The records below need retyping in full; give them again exactly.

[Input for this task start]

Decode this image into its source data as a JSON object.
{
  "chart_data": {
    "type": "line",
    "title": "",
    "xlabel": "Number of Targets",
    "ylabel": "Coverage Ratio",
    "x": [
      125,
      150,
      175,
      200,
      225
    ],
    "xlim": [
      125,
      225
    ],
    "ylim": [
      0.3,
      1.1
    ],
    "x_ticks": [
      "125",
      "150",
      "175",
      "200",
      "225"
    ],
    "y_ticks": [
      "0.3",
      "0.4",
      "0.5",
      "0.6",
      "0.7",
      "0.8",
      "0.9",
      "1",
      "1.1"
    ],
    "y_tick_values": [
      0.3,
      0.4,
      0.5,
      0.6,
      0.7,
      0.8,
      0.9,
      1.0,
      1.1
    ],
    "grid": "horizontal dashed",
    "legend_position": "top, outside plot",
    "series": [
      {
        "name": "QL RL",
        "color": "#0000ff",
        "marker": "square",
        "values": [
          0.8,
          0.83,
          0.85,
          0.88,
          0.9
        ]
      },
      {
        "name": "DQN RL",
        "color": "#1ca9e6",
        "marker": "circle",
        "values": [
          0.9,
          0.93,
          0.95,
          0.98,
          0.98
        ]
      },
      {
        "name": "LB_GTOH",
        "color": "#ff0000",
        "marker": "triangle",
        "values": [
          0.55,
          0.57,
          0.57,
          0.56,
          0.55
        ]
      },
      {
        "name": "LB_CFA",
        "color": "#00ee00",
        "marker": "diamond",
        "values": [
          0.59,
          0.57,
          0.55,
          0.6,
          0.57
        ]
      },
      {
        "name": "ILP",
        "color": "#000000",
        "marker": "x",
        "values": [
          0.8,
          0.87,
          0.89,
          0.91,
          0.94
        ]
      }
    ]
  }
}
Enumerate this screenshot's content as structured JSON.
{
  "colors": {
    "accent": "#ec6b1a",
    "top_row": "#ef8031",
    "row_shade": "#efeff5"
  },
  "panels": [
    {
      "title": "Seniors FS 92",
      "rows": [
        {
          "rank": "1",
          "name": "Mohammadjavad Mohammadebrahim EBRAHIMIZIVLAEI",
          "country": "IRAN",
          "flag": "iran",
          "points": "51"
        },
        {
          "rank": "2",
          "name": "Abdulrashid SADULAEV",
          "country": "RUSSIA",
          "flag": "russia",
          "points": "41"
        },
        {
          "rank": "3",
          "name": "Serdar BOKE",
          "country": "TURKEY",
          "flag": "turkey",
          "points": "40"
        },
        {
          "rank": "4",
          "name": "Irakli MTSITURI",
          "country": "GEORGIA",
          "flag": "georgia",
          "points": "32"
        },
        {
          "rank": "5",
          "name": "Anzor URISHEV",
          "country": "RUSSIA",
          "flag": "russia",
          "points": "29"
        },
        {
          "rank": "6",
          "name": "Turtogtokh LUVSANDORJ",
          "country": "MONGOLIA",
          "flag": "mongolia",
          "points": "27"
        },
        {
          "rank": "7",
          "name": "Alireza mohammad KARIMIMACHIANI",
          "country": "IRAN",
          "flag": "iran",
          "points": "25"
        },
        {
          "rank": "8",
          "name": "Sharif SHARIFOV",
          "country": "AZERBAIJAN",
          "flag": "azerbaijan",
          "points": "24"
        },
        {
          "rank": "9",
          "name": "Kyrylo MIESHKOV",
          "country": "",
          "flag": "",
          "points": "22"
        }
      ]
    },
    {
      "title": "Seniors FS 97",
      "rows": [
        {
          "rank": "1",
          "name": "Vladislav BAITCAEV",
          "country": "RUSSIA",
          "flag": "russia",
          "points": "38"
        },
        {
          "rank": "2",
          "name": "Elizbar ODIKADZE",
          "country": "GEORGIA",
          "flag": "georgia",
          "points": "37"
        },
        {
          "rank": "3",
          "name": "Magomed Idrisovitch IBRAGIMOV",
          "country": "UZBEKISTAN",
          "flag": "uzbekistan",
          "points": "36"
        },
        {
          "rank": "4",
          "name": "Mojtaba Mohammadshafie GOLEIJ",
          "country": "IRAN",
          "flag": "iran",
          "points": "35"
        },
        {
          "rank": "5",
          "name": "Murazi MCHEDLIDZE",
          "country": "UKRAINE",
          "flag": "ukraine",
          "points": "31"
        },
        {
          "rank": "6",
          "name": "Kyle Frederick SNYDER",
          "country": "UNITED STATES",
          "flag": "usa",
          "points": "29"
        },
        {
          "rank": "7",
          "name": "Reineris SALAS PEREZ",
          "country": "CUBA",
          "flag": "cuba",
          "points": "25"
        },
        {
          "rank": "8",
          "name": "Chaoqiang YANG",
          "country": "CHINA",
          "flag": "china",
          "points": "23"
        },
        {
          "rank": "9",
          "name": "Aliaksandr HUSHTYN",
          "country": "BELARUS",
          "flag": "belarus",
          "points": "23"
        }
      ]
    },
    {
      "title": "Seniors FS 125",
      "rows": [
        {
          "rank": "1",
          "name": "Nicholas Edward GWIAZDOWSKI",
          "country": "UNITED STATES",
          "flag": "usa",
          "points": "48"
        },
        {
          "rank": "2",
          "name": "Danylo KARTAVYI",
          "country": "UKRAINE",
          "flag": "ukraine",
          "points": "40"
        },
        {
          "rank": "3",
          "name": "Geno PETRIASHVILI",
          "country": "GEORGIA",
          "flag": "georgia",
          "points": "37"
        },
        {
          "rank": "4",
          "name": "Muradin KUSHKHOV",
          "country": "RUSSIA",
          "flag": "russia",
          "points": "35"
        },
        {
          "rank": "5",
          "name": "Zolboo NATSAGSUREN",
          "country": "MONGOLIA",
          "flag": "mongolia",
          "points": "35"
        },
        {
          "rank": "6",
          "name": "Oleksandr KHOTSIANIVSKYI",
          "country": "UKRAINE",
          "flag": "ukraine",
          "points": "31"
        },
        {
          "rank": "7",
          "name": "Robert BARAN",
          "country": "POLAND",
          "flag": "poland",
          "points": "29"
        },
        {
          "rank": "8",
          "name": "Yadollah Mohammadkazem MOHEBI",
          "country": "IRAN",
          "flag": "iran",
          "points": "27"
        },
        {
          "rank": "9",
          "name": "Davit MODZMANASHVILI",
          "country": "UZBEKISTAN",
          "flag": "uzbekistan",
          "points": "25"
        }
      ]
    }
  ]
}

[Input for this task end]

### [Response to this task]
Decode this image into its source data as a JSON object.
{
  "chart_data": {
    "type": "line",
    "title": "",
    "xlabel": "Number of Targets",
    "ylabel": "Coverage Ratio",
    "x": [
      125,
      150,
      175,
      200,
      225
    ],
    "xlim": [
      125,
      225
    ],
    "ylim": [
      0.3,
      1.1
    ],
    "x_ticks": [
      "125",
      "150",
      "175",
      "200",
      "225"
    ],
    "y_ticks": [
      "0.3",
      "0.4",
      "0.5",
      "0.6",
      "0.7",
      "0.8",
      "0.9",
      "1",
      "1.1"
    ],
    "y_tick_values": [
      0.3,
      0.4,
      0.5,
      0.6,
      0.7,
      0.8,
      0.9,
      1.0,
      1.1
    ],
    "grid": "horizontal dashed",
    "legend_position": "top, outside plot",
    "series": [
      {
        "name": "QL RL",
        "color": "#0000ff",
        "marker": "square",
        "values": [
          0.8,
          0.83,
          0.85,
          0.88,
          0.9
        ]
      },
      {
        "name": "DQN RL",
        "color": "#1ca9e6",
        "marker": "circle",
        "values": [
          0.9,
          0.93,
          0.95,
          0.98,
          0.98
        ]
      },
      {
        "name": "LB_GTOH",
        "color": "#ff0000",
        "marker": "triangle",
        "values": [
          0.55,
          0.57,
          0.57,
          0.56,
          0.55
        ]
      },
      {
        "name": "LB_CFA",
        "color": "#00ee00",
        "marker": "diamond",
        "values": [
          0.59,
          0.57,
          0.55,
          0.6,
          0.57
        ]
      },
      {
        "name": "ILP",
        "color": "#000000",
        "marker": "x",
        "values": [
          0.8,
          0.87,
          0.89,
          0.91,
          0.94
        ]
      }
    ]
  }
}
Enumerate this screenshot's content as structured JSON.
{
  "colors": {
    "accent": "#ec6b1a",
    "top_row": "#ef8031",
    "row_shade": "#efeff5"
  },
  "panels": [
    {
      "title": "Seniors FS 92",
      "rows": [
        {
          "rank": "1",
          "name": "Mohammadjavad Mohammadebrahim EBRAHIMIZIVLAEI",
          "country": "IRAN",
          "flag": "iran",
          "points": "51"
        },
        {
          "rank": "2",
          "name": "Abdulrashid SADULAEV",
          "country": "RUSSIA",
          "flag": "russia",
          "points": "41"
        },
        {
          "rank": "3",
          "name": "Serdar BOKE",
          "country": "TURKEY",
          "flag": "turkey",
          "points": "40"
        },
        {
          "rank": "4",
          "name": "Irakli MTSITURI",
          "country": "GEORGIA",
          "flag": "georgia",
          "points": "32"
        },
        {
          "rank": "5",
          "name": "Anzor URISHEV",
          "country": "RUSSIA",
          "flag": "russia",
          "points": "29"
        },
        {
          "rank": "6",
          "name": "Turtogtokh LUVSANDORJ",
          "country": "MONGOLIA",
          "flag": "mongolia",
          "points": "27"
        },
        {
          "rank": "7",
          "name": "Alireza mohammad KARIMIMACHIANI",
          "country": "IRAN",
          "flag": "iran",
          "points": "25"
        },
        {
          "rank": "8",
          "name": "Sharif SHARIFOV",
          "country": "AZERBAIJAN",
          "flag": "azerbaijan",
          "points": "24"
        },
        {
          "rank": "9",
          "name": "Kyrylo MIESHKOV",
          "country": "",
          "flag": "",
          "points": "22"
        }
      ]
    },
    {
      "title": "Seniors FS 97",
      "rows": [
        {
          "rank": "1",
          "name": "Vladislav BAITCAEV",
          "country": "RUSSIA",
          "flag": "russia",
          "points": "38"
        },
        {
          "rank": "2",
          "name": "Elizbar ODIKADZE",
          "country": "GEORGIA",
          "flag": "georgia",
          "points": "37"
        },
        {
          "rank": "3",
          "name": "Magomed Idrisovitch IBRAGIMOV",
          "country": "UZBEKISTAN",
          "flag": "uzbekistan",
          "points": "36"
        },
        {
          "rank": "4",
          "name": "Mojtaba Mohammadshafie GOLEIJ",
          "country": "IRAN",
          "flag": "iran",
          "points": "35"
        },
        {
          "rank": "5",
          "name": "Murazi MCHEDLIDZE",
          "country": "UKRAINE",
          "flag": "ukraine",
          "points": "31"
        },
        {
          "rank": "6",
          "name": "Kyle Frederick SNYDER",
          "country": "UNITED STATES",
          "flag": "usa",
          "points": "29"
        },
        {
          "rank": "7",
          "name": "Reineris SALAS PEREZ",
          "country": "CUBA",
          "flag": "cuba",
          "points": "25"
        },
        {
          "rank": "8",
          "name": "Chaoqiang YANG",
          "country": "CHINA",
          "flag": "china",
          "points": "23"
        },
        {
          "rank": "9",
          "name": "Aliaksandr HUSHTYN",
          "country": "BELARUS",
          "flag": "belarus",
          "points": "23"
        }
      ]
    },
    {
      "title": "Seniors FS 125",
      "rows": [
        {
          "rank": "1",
          "name": "Nicholas Edward GWIAZDOWSKI",
          "country": "UNITED STATES",
          "flag": "usa",
          "points": "48"
        },
        {
          "rank": "2",
          "name": "Danylo KARTAVYI",
          "country": "UKRAINE",
          "flag": "ukraine",
          "points": "40"
        },
        {
          "rank": "3",
          "name": "Geno PETRIASHVILI",
          "country": "GEORGIA",
          "flag": "georgia",
          "points": "37"
        },
        {
          "rank": "4",
          "name": "Muradin KUSHKHOV",
          "country": "RUSSIA",
          "flag": "russia",
          "points": "35"
        },
        {
          "rank": "5",
          "name": "Zolboo NATSAGSUREN",
          "country": "MONGOLIA",
          "flag": "mongolia",
          "points": "35"
        },
        {
          "rank": "6",
          "name": "Oleksandr KHOTSIANIVSKYI",
          "country": "UKRAINE",
          "flag": "ukraine",
          "points": "31"
        },
        {
          "rank": "7",
          "name": "Robert BARAN",
          "country": "POLAND",
          "flag": "poland",
          "points": "29"
        },
        {
          "rank": "8",
          "name": "Yadollah Mohammadkazem MOHEBI",
          "country": "IRAN",
          "flag": "iran",
          "points": "27"
        },
        {
          "rank": "9",
          "name": "Davit MODZMANASHVILI",
          "country": "UZBEKISTAN",
          "flag": "uzbekistan",
          "points": "25"
        }
      ]
    }
  ]
}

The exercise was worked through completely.